Supplied records:
☆ ☆ ☆ ☆

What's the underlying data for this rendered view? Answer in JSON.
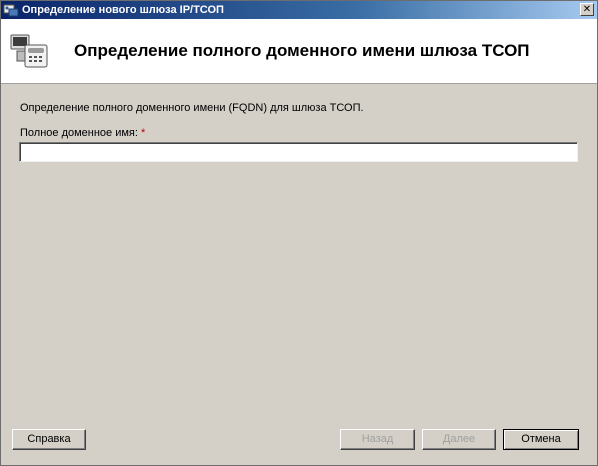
{
  "window": {
    "title": "Определение нового шлюза IP/ТСОП",
    "close_label": "✕"
  },
  "header": {
    "icon": "phone-gateway-icon",
    "title": "Определение полного доменного имени шлюза ТСОП"
  },
  "form": {
    "description": "Определение полного доменного имени (FQDN) для шлюза ТСОП.",
    "fqdn_label": "Полное доменное имя:",
    "required_marker": "*",
    "fqdn_value": ""
  },
  "buttons": {
    "help": "Справка",
    "back": "Назад",
    "next": "Далее",
    "cancel": "Отмена"
  }
}
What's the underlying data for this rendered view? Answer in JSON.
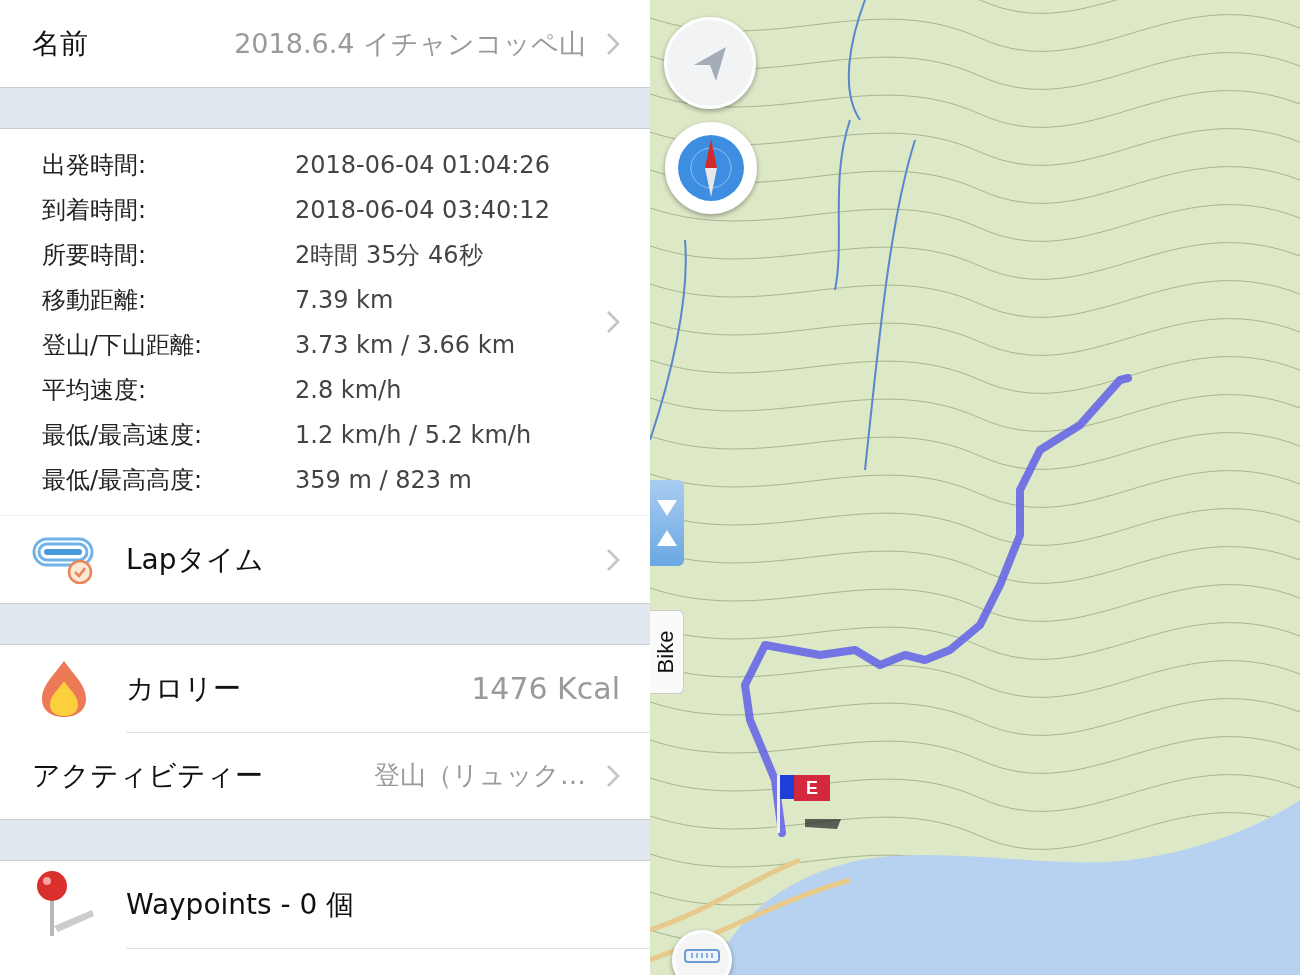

☆ ☆ ☆ ☆

The task:
Pictures in the records above should not be copied. Repeat everything else exactly.

Exercise answer:
What's the underlying data for this rendered view? Answer in JSON.
{
  "window": {
    "title": "Определение нового шлюза IP/ТСОП",
    "close_label": "✕"
  },
  "header": {
    "icon": "phone-gateway-icon",
    "title": "Определение полного доменного имени шлюза ТСОП"
  },
  "form": {
    "description": "Определение полного доменного имени (FQDN) для шлюза ТСОП.",
    "fqdn_label": "Полное доменное имя:",
    "required_marker": "*",
    "fqdn_value": ""
  },
  "buttons": {
    "help": "Справка",
    "back": "Назад",
    "next": "Далее",
    "cancel": "Отмена"
  }
}
What's the underlying data for this rendered view? Answer in JSON.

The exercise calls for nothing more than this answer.